PROBLEM
Using the data beneath, show every line that includes the word "Mont".

---------- DATASET ENTRIES

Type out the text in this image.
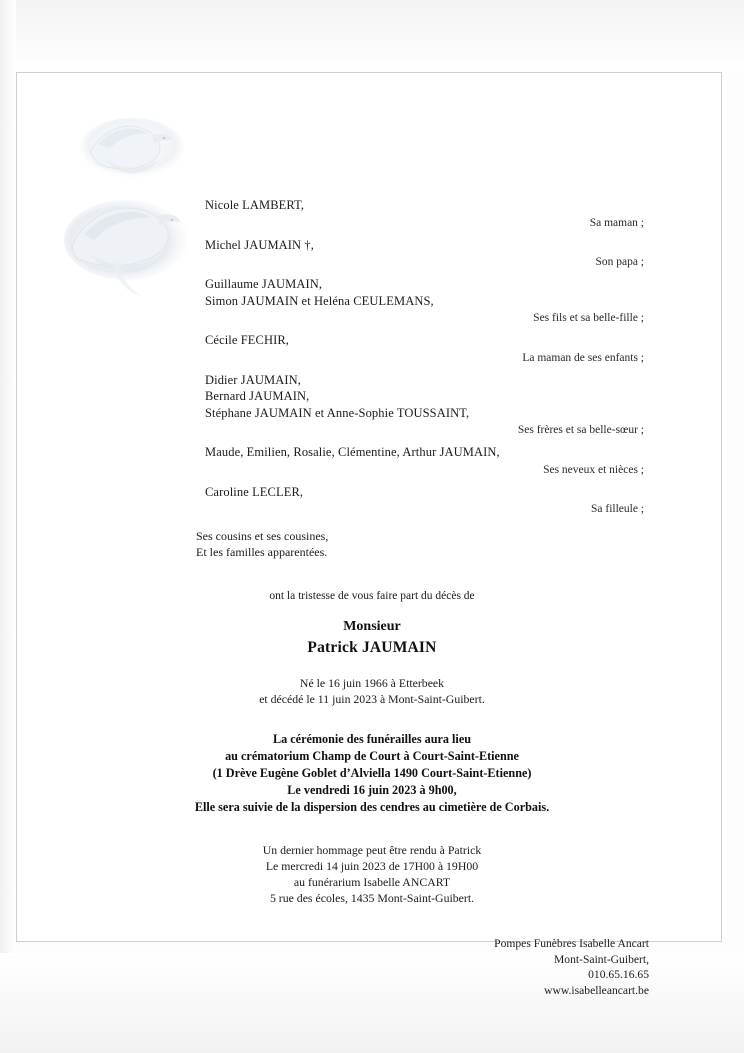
Nicole LAMBERT,
Sa maman ;
Michel JAUMAIN †,
Son papa ;
Guillaume JAUMAIN,
Simon JAUMAIN et Heléna CEULEMANS,
Ses fils et sa belle-fille ;
Cécile FECHIR,
La maman de ses enfants ;
Didier JAUMAIN,
Bernard JAUMAIN,
Stéphane JAUMAIN et Anne-Sophie TOUSSAINT,
Ses frères et sa belle-sœur ;
Maude, Emilien, Rosalie, Clémentine, Arthur JAUMAIN,
Ses neveux et nièces ;
Caroline LECLER,
Sa filleule ;
Ses cousins et ses cousines,
Et les familles apparentées.
ont la tristesse de vous faire part du décès de
Monsieur
Patrick JAUMAIN
Né le 16 juin 1966 à Etterbeek
et décédé le 11 juin 2023 à Mont-Saint-Guibert.
La cérémonie des funérailles aura lieu
au crématorium Champ de Court à Court-Saint-Etienne
(1 Drève Eugène Goblet d’Alviella 1490 Court-Saint-Etienne)
Le vendredi 16 juin 2023 à 9h00,
Elle sera suivie de la dispersion des cendres au cimetière de Corbais.
Un dernier hommage peut être rendu à Patrick
Le mercredi 14 juin 2023 de 17H00 à 19H00
au funérarium Isabelle ANCART
5 rue des écoles, 1435 Mont-Saint-Guibert.
Pompes Funèbres Isabelle Ancart
Mont-Saint-Guibert,
010.65.16.65
www.isabelleancart.be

--------------------

FINISHED EXERCISE
et décédé le 11 juin 2023 à Mont-Saint-Guibert.
5 rue des écoles, 1435 Mont-Saint-Guibert.
Mont-Saint-Guibert,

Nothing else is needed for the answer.